> _INSTRUCTION_
Copy nothing but the lines from the one containing "Extract all readable text from this page." through the last line of the records, repeated exactly and without pictures.

Records from a data collection

▼▼▼

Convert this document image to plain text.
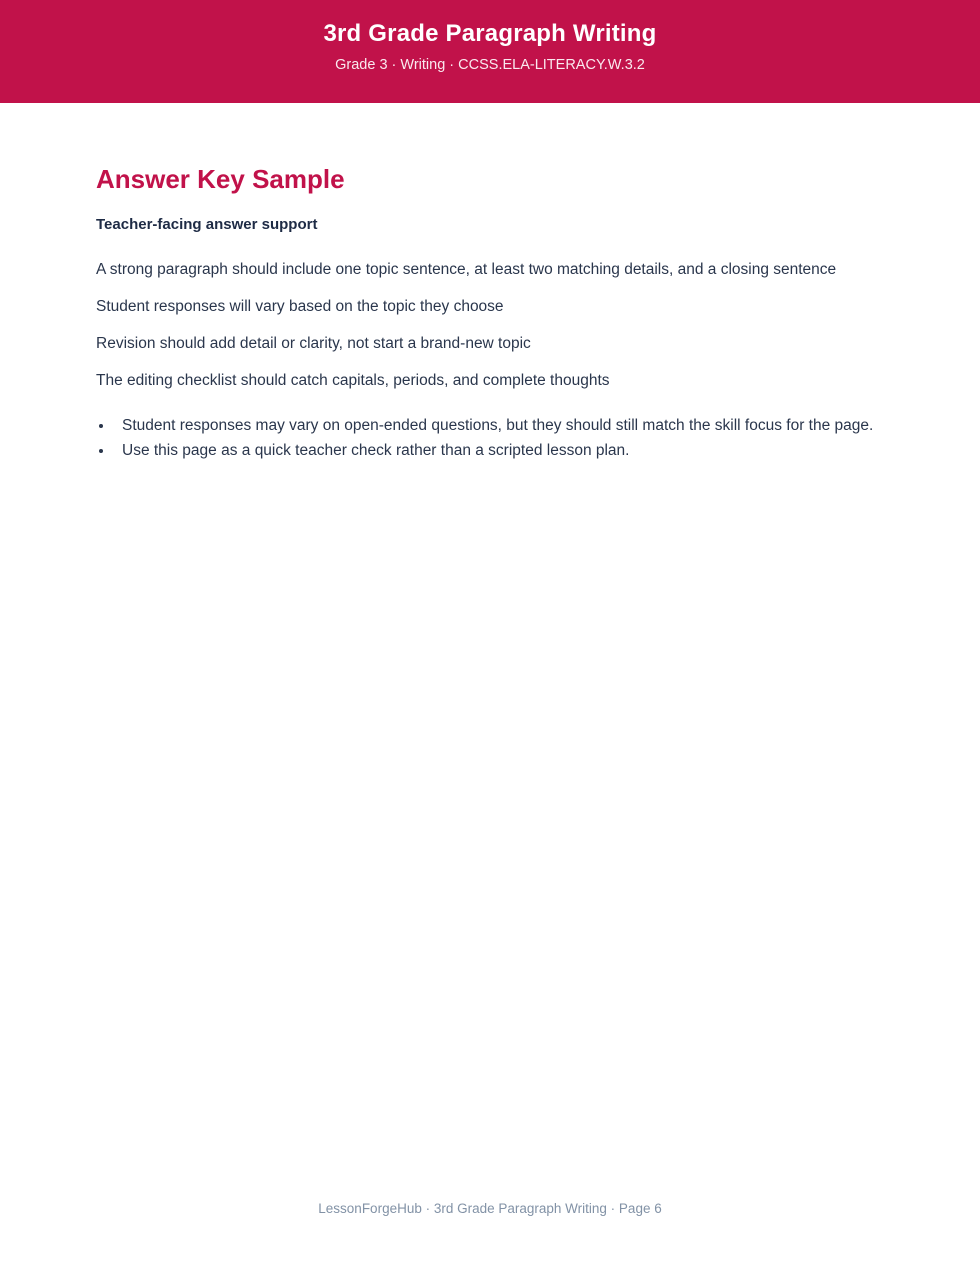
3rd Grade Paragraph Writing

Grade 3 · Writing · CCSS.ELA-LITERACY.W.3.2

Answer Key Sample
Teacher-facing answer support

A strong paragraph should include one topic sentence, at least two matching details, and a closing sentence

Student responses will vary based on the topic they choose

Revision should add detail or clarity, not start a brand-new topic

The editing checklist should catch capitals, periods, and complete thoughts

Student responses may vary on open-ended questions, but they should still match the skill focus for the page.
Use this page as a quick teacher check rather than a scripted lesson plan.
LessonForgeHub · 3rd Grade Paragraph Writing · Page 6
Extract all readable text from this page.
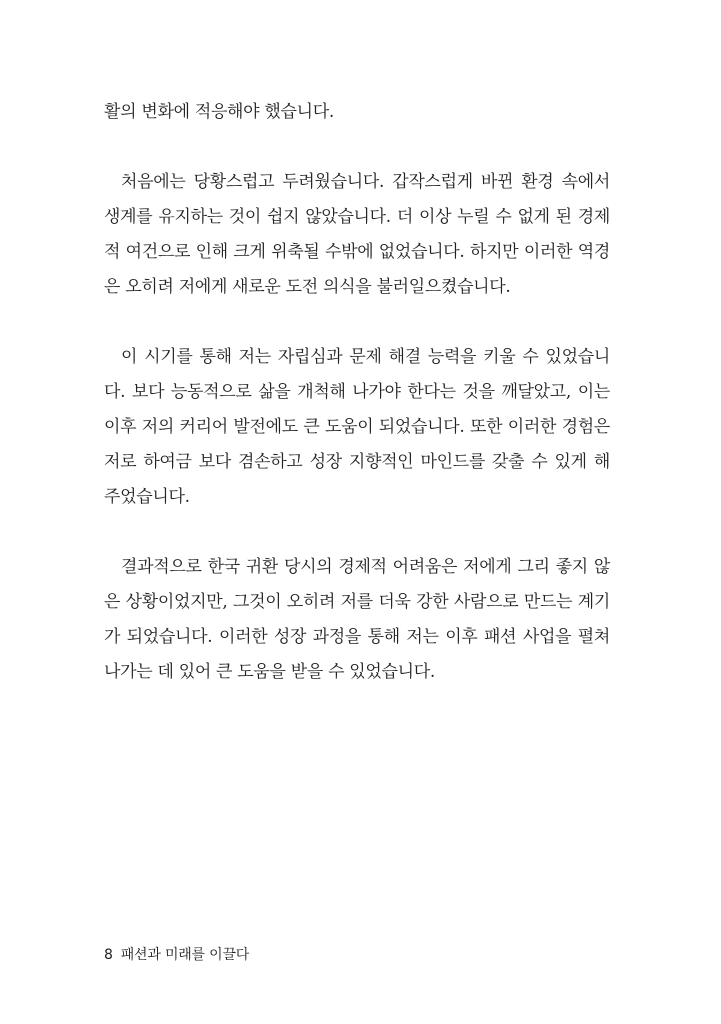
활의 변화에 적응해야 했습니다.

처음에는 당황스럽고 두려웠습니다. 갑작스럽게 바뀐 환경 속에서 생계를 유지하는 것이 쉽지 않았습니다. 더 이상 누릴 수 없게 된 경제적 여건으로 인해 크게 위축될 수밖에 없었습니다. 하지만 이러한 역경은 오히려 저에게 새로운 도전 의식을 불러일으켰습니다.

이 시기를 통해 저는 자립심과 문제 해결 능력을 키울 수 있었습니다. 보다 능동적으로 삶을 개척해 나가야 한다는 것을 깨달았고, 이는 이후 저의 커리어 발전에도 큰 도움이 되었습니다. 또한 이러한 경험은 저로 하여금 보다 겸손하고 성장 지향적인 마인드를 갖출 수 있게 해 주었습니다.

결과적으로 한국 귀환 당시의 경제적 어려움은 저에게 그리 좋지 않은 상황이었지만, 그것이 오히려 저를 더욱 강한 사람으로 만드는 계기가 되었습니다. 이러한 성장 과정을 통해 저는 이후 패션 사업을 펼쳐 나가는 데 있어 큰 도움을 받을 수 있었습니다.

8 패션과 미래를 이끌다
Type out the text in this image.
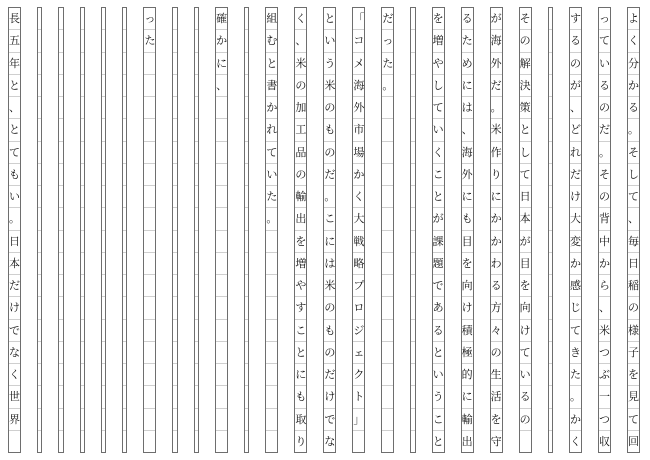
長
五
年
と
、
と
て
も
い
。
日
本
だ
け
で
な
く
世
界
っ
た
確
か
に
、
組
む
と
書
か
れ
て
い
た
。
く
、
米
の
加
工
品
の
輸
出
を
増
や
す
こ
と
に
も
取
り
と
い
う
米
の
も
の
だ
。
こ
に
は
米
の
も
の
だ
け
で
な
「
コ
メ
海
外
市
場
か
く
大
戦
略
プ
ロ
ジ
ェ
ク
ト
」
だ
っ
た
。
を
増
や
し
て
い
く
こ
と
が
課
題
で
あ
る
と
い
う
こ
と
る
た
め
に
は
、
海
外
に
も
目
を
向
け
積
極
的
に
輸
出
が
海
外
だ
。
米
作
り
に
か
か
わ
る
方
々
の
生
活
を
守
そ
の
解
決
策
と
し
て
日
本
が
目
を
向
け
て
い
る
の
す
る
の
が
、
ど
れ
だ
け
大
変
か
感
じ
て
き
た
。
か
く
っ
て
い
る
の
だ
。
そ
の
背
中
か
ら
、
米
つ
ぶ
一
つ
収
よ
く
分
か
る
。
そ
し
て
、
毎
日
稲
の
様
子
を
見
て
回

▲▲▲

> _COMPLETE OUTPUT_
Extract all readable text from this page.
활의 변화에 적응해야 했습니다.

처음에는 당황스럽고 두려웠습니다. 갑작스럽게 바뀐 환경 속에서 생계를 유지하는 것이 쉽지 않았습니다. 더 이상 누릴 수 없게 된 경제적 여건으로 인해 크게 위축될 수밖에 없었습니다. 하지만 이러한 역경은 오히려 저에게 새로운 도전 의식을 불러일으켰습니다.

이 시기를 통해 저는 자립심과 문제 해결 능력을 키울 수 있었습니다. 보다 능동적으로 삶을 개척해 나가야 한다는 것을 깨달았고, 이는 이후 저의 커리어 발전에도 큰 도움이 되었습니다. 또한 이러한 경험은 저로 하여금 보다 겸손하고 성장 지향적인 마인드를 갖출 수 있게 해 주었습니다.

결과적으로 한국 귀환 당시의 경제적 어려움은 저에게 그리 좋지 않은 상황이었지만, 그것이 오히려 저를 더욱 강한 사람으로 만드는 계기가 되었습니다. 이러한 성장 과정을 통해 저는 이후 패션 사업을 펼쳐 나가는 데 있어 큰 도움을 받을 수 있었습니다.

8 패션과 미래를 이끌다
Type out the text in this image.
長
五
年
と
、
と
て
も
い
。
日
本
だ
け
で
な
く
世
界
っ
た
確
か
に
、
組
む
と
書
か
れ
て
い
た
。
く
、
米
の
加
工
品
の
輸
出
を
増
や
す
こ
と
に
も
取
り
と
い
う
米
の
も
の
だ
。
こ
に
は
米
の
も
の
だ
け
で
な
「
コ
メ
海
外
市
場
か
く
大
戦
略
プ
ロ
ジ
ェ
ク
ト
」
だ
っ
た
。
を
増
や
し
て
い
く
こ
と
が
課
題
で
あ
る
と
い
う
こ
と
る
た
め
に
は
、
海
外
に
も
目
を
向
け
積
極
的
に
輸
出
が
海
外
だ
。
米
作
り
に
か
か
わ
る
方
々
の
生
活
を
守
そ
の
解
決
策
と
し
て
日
本
が
目
を
向
け
て
い
る
の
す
る
の
が
、
ど
れ
だ
け
大
変
か
感
じ
て
き
た
。
か
く
っ
て
い
る
の
だ
。
そ
の
背
中
か
ら
、
米
つ
ぶ
一
つ
収
よ
く
分
か
る
。
そ
し
て
、
毎
日
稲
の
様
子
を
見
て
回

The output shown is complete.